--- start of EXERCISE MATERIALS ---
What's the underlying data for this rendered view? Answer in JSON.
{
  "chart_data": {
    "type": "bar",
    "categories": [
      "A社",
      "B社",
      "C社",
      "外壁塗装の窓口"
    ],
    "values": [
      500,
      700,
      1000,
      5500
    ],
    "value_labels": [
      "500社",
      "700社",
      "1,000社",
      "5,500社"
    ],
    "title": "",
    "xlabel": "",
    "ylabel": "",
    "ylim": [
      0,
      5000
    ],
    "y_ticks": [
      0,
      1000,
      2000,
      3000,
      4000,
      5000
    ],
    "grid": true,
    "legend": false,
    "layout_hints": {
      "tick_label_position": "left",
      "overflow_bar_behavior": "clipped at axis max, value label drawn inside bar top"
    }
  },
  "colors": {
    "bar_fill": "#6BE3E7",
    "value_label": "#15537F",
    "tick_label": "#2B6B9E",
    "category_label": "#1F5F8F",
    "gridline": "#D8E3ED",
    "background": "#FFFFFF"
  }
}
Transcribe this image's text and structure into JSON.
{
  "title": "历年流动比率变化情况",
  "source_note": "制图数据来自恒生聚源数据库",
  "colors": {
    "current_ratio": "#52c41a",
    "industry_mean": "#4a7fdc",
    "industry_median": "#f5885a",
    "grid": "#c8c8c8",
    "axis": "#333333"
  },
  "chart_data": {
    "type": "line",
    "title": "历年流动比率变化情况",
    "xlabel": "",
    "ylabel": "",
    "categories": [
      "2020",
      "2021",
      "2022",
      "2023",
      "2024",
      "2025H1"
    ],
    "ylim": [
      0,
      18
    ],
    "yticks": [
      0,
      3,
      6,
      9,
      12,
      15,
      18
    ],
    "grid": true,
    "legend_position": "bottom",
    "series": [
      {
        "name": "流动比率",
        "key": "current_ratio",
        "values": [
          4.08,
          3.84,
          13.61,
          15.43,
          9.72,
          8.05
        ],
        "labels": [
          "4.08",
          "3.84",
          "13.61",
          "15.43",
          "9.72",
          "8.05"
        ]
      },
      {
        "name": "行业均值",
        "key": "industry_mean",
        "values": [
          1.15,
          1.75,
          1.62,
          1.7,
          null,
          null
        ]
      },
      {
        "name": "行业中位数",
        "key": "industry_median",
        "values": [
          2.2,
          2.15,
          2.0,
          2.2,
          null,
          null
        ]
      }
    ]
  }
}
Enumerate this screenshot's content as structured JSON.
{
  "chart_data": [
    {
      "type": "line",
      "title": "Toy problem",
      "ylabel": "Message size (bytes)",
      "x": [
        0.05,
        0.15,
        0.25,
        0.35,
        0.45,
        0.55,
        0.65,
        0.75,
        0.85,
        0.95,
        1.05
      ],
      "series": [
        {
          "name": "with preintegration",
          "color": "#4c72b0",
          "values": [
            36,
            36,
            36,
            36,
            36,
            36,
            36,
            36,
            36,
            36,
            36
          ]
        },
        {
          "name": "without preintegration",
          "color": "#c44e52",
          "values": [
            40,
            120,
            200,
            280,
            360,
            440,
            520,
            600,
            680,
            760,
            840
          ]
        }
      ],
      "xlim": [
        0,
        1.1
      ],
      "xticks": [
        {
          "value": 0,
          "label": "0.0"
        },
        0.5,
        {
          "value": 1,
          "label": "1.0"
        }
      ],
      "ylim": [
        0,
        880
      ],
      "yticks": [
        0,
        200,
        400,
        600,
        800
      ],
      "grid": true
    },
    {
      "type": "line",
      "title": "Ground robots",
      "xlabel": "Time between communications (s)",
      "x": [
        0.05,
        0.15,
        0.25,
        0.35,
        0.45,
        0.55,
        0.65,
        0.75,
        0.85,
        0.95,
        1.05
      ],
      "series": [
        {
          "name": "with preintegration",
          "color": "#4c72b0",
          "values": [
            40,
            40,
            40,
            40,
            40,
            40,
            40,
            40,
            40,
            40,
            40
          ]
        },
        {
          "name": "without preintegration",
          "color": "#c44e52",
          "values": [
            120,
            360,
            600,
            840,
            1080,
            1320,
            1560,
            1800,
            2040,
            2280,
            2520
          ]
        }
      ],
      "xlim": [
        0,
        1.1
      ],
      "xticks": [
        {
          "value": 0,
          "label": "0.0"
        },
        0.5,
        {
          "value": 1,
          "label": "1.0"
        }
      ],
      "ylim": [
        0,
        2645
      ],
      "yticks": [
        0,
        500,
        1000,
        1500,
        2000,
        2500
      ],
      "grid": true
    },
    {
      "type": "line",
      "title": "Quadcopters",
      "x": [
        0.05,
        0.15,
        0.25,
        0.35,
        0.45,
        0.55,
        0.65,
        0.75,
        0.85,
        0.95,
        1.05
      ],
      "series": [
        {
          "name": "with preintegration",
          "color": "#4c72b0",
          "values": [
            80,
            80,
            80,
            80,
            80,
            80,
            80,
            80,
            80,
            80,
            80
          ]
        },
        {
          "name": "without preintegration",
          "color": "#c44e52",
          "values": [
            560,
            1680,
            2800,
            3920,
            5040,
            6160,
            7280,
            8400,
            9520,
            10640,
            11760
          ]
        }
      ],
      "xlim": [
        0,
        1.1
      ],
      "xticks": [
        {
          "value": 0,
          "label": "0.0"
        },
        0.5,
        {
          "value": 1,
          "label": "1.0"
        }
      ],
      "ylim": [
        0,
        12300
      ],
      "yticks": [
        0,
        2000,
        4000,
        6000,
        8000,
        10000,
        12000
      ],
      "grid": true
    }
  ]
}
--- end of EXERCISE MATERIALS ---
WHAT THIS TASK INVOLVES> Show each line of the data that contains the string "历年流动比率变化情况".

TASK OUTPUT>
  "title": "历年流动比率变化情况",
    "title": "历年流动比率变化情况",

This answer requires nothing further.